* Working data
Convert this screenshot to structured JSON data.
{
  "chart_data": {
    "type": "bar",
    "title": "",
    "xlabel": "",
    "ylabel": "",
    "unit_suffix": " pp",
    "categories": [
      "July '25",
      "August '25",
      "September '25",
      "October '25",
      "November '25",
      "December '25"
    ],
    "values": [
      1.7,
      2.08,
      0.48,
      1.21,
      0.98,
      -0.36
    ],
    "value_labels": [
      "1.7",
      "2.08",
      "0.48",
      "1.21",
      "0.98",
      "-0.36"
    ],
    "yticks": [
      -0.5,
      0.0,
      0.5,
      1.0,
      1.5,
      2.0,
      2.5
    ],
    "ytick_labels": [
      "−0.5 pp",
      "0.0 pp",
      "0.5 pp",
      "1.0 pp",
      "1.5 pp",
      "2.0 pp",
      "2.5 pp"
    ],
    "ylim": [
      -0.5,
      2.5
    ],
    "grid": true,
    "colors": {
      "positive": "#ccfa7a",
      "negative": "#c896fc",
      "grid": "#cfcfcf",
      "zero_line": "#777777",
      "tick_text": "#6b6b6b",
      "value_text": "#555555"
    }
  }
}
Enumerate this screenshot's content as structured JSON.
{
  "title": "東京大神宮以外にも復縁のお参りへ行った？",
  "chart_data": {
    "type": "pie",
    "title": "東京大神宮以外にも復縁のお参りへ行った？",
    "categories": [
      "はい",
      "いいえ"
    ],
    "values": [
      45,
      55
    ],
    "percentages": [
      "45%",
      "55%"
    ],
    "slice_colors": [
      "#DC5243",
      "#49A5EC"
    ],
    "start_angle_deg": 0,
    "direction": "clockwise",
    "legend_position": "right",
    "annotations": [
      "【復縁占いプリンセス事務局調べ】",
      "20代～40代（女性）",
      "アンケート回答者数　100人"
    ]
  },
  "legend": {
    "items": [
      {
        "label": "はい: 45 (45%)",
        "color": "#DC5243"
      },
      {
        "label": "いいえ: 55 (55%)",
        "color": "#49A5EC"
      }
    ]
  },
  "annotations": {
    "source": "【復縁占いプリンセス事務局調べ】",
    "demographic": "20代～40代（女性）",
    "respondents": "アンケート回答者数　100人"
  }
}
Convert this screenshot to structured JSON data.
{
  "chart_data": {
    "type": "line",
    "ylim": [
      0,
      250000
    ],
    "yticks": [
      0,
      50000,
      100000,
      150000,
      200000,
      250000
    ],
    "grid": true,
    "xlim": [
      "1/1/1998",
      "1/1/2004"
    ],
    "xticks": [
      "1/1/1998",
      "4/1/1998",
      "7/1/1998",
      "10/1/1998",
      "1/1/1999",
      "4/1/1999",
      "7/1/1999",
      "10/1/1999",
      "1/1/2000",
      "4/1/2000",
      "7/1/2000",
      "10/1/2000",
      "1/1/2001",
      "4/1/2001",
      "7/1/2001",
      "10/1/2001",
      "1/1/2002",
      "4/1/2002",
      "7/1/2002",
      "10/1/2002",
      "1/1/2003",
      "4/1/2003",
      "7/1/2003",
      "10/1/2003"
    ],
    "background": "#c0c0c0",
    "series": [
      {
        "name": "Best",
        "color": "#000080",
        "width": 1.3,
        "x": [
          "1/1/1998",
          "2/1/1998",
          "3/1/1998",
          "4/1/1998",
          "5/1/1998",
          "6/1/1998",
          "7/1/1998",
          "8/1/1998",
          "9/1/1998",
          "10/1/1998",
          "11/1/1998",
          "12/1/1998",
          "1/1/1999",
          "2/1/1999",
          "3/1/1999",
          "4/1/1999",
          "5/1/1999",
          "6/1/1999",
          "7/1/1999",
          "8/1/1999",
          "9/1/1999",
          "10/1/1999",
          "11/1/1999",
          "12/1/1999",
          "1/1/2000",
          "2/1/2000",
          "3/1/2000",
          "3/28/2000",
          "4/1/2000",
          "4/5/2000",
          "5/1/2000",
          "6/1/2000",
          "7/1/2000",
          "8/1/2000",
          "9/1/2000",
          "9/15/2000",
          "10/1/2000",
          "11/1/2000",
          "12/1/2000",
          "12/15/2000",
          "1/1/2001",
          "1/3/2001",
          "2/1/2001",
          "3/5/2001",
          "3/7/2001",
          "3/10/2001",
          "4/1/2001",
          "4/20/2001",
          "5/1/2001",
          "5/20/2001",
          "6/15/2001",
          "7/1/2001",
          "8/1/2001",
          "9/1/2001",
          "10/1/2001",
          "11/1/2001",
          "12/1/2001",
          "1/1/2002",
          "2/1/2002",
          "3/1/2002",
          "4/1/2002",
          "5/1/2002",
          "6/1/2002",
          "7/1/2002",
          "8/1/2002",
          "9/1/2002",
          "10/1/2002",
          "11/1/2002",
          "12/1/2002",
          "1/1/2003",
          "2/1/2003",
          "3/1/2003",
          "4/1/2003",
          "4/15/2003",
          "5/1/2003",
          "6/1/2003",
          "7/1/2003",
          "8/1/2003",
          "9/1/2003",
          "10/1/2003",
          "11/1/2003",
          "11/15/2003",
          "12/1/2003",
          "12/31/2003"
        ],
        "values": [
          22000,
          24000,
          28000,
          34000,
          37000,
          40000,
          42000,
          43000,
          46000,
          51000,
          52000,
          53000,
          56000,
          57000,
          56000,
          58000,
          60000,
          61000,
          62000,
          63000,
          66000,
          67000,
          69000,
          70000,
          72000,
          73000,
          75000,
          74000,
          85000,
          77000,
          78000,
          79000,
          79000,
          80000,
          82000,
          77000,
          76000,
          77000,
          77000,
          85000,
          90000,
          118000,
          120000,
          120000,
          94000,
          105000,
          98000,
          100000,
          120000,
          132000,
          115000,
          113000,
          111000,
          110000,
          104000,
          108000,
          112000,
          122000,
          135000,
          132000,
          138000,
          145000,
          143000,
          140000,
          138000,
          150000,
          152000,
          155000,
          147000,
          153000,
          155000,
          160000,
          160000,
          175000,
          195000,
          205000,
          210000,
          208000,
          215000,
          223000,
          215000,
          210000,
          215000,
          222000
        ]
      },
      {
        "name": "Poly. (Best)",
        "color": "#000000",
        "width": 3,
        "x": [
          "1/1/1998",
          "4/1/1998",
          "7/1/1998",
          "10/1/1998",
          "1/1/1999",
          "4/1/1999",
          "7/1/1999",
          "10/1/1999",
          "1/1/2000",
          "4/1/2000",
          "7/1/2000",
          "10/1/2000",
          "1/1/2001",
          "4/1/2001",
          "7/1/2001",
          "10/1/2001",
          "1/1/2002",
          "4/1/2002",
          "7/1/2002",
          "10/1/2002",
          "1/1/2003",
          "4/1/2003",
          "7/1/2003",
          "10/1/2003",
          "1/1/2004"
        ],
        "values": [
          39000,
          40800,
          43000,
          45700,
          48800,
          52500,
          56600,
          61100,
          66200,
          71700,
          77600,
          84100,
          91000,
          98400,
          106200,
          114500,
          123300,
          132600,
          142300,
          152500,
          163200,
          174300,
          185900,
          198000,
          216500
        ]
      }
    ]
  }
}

* Request
Output the entries exactly.

* Output for this exercise
Convert this screenshot to structured JSON data.
{
  "chart_data": {
    "type": "bar",
    "title": "",
    "xlabel": "",
    "ylabel": "",
    "unit_suffix": " pp",
    "categories": [
      "July '25",
      "August '25",
      "September '25",
      "October '25",
      "November '25",
      "December '25"
    ],
    "values": [
      1.7,
      2.08,
      0.48,
      1.21,
      0.98,
      -0.36
    ],
    "value_labels": [
      "1.7",
      "2.08",
      "0.48",
      "1.21",
      "0.98",
      "-0.36"
    ],
    "yticks": [
      -0.5,
      0.0,
      0.5,
      1.0,
      1.5,
      2.0,
      2.5
    ],
    "ytick_labels": [
      "−0.5 pp",
      "0.0 pp",
      "0.5 pp",
      "1.0 pp",
      "1.5 pp",
      "2.0 pp",
      "2.5 pp"
    ],
    "ylim": [
      -0.5,
      2.5
    ],
    "grid": true,
    "colors": {
      "positive": "#ccfa7a",
      "negative": "#c896fc",
      "grid": "#cfcfcf",
      "zero_line": "#777777",
      "tick_text": "#6b6b6b",
      "value_text": "#555555"
    }
  }
}
Enumerate this screenshot's content as structured JSON.
{
  "title": "東京大神宮以外にも復縁のお参りへ行った？",
  "chart_data": {
    "type": "pie",
    "title": "東京大神宮以外にも復縁のお参りへ行った？",
    "categories": [
      "はい",
      "いいえ"
    ],
    "values": [
      45,
      55
    ],
    "percentages": [
      "45%",
      "55%"
    ],
    "slice_colors": [
      "#DC5243",
      "#49A5EC"
    ],
    "start_angle_deg": 0,
    "direction": "clockwise",
    "legend_position": "right",
    "annotations": [
      "【復縁占いプリンセス事務局調べ】",
      "20代～40代（女性）",
      "アンケート回答者数　100人"
    ]
  },
  "legend": {
    "items": [
      {
        "label": "はい: 45 (45%)",
        "color": "#DC5243"
      },
      {
        "label": "いいえ: 55 (55%)",
        "color": "#49A5EC"
      }
    ]
  },
  "annotations": {
    "source": "【復縁占いプリンセス事務局調べ】",
    "demographic": "20代～40代（女性）",
    "respondents": "アンケート回答者数　100人"
  }
}
Convert this screenshot to structured JSON data.
{
  "chart_data": {
    "type": "line",
    "ylim": [
      0,
      250000
    ],
    "yticks": [
      0,
      50000,
      100000,
      150000,
      200000,
      250000
    ],
    "grid": true,
    "xlim": [
      "1/1/1998",
      "1/1/2004"
    ],
    "xticks": [
      "1/1/1998",
      "4/1/1998",
      "7/1/1998",
      "10/1/1998",
      "1/1/1999",
      "4/1/1999",
      "7/1/1999",
      "10/1/1999",
      "1/1/2000",
      "4/1/2000",
      "7/1/2000",
      "10/1/2000",
      "1/1/2001",
      "4/1/2001",
      "7/1/2001",
      "10/1/2001",
      "1/1/2002",
      "4/1/2002",
      "7/1/2002",
      "10/1/2002",
      "1/1/2003",
      "4/1/2003",
      "7/1/2003",
      "10/1/2003"
    ],
    "background": "#c0c0c0",
    "series": [
      {
        "name": "Best",
        "color": "#000080",
        "width": 1.3,
        "x": [
          "1/1/1998",
          "2/1/1998",
          "3/1/1998",
          "4/1/1998",
          "5/1/1998",
          "6/1/1998",
          "7/1/1998",
          "8/1/1998",
          "9/1/1998",
          "10/1/1998",
          "11/1/1998",
          "12/1/1998",
          "1/1/1999",
          "2/1/1999",
          "3/1/1999",
          "4/1/1999",
          "5/1/1999",
          "6/1/1999",
          "7/1/1999",
          "8/1/1999",
          "9/1/1999",
          "10/1/1999",
          "11/1/1999",
          "12/1/1999",
          "1/1/2000",
          "2/1/2000",
          "3/1/2000",
          "3/28/2000",
          "4/1/2000",
          "4/5/2000",
          "5/1/2000",
          "6/1/2000",
          "7/1/2000",
          "8/1/2000",
          "9/1/2000",
          "9/15/2000",
          "10/1/2000",
          "11/1/2000",
          "12/1/2000",
          "12/15/2000",
          "1/1/2001",
          "1/3/2001",
          "2/1/2001",
          "3/5/2001",
          "3/7/2001",
          "3/10/2001",
          "4/1/2001",
          "4/20/2001",
          "5/1/2001",
          "5/20/2001",
          "6/15/2001",
          "7/1/2001",
          "8/1/2001",
          "9/1/2001",
          "10/1/2001",
          "11/1/2001",
          "12/1/2001",
          "1/1/2002",
          "2/1/2002",
          "3/1/2002",
          "4/1/2002",
          "5/1/2002",
          "6/1/2002",
          "7/1/2002",
          "8/1/2002",
          "9/1/2002",
          "10/1/2002",
          "11/1/2002",
          "12/1/2002",
          "1/1/2003",
          "2/1/2003",
          "3/1/2003",
          "4/1/2003",
          "4/15/2003",
          "5/1/2003",
          "6/1/2003",
          "7/1/2003",
          "8/1/2003",
          "9/1/2003",
          "10/1/2003",
          "11/1/2003",
          "11/15/2003",
          "12/1/2003",
          "12/31/2003"
        ],
        "values": [
          22000,
          24000,
          28000,
          34000,
          37000,
          40000,
          42000,
          43000,
          46000,
          51000,
          52000,
          53000,
          56000,
          57000,
          56000,
          58000,
          60000,
          61000,
          62000,
          63000,
          66000,
          67000,
          69000,
          70000,
          72000,
          73000,
          75000,
          74000,
          85000,
          77000,
          78000,
          79000,
          79000,
          80000,
          82000,
          77000,
          76000,
          77000,
          77000,
          85000,
          90000,
          118000,
          120000,
          120000,
          94000,
          105000,
          98000,
          100000,
          120000,
          132000,
          115000,
          113000,
          111000,
          110000,
          104000,
          108000,
          112000,
          122000,
          135000,
          132000,
          138000,
          145000,
          143000,
          140000,
          138000,
          150000,
          152000,
          155000,
          147000,
          153000,
          155000,
          160000,
          160000,
          175000,
          195000,
          205000,
          210000,
          208000,
          215000,
          223000,
          215000,
          210000,
          215000,
          222000
        ]
      },
      {
        "name": "Poly. (Best)",
        "color": "#000000",
        "width": 3,
        "x": [
          "1/1/1998",
          "4/1/1998",
          "7/1/1998",
          "10/1/1998",
          "1/1/1999",
          "4/1/1999",
          "7/1/1999",
          "10/1/1999",
          "1/1/2000",
          "4/1/2000",
          "7/1/2000",
          "10/1/2000",
          "1/1/2001",
          "4/1/2001",
          "7/1/2001",
          "10/1/2001",
          "1/1/2002",
          "4/1/2002",
          "7/1/2002",
          "10/1/2002",
          "1/1/2003",
          "4/1/2003",
          "7/1/2003",
          "10/1/2003",
          "1/1/2004"
        ],
        "values": [
          39000,
          40800,
          43000,
          45700,
          48800,
          52500,
          56600,
          61100,
          66200,
          71700,
          77600,
          84100,
          91000,
          98400,
          106200,
          114500,
          123300,
          132600,
          142300,
          152500,
          163200,
          174300,
          185900,
          198000,
          216500
        ]
      }
    ]
  }
}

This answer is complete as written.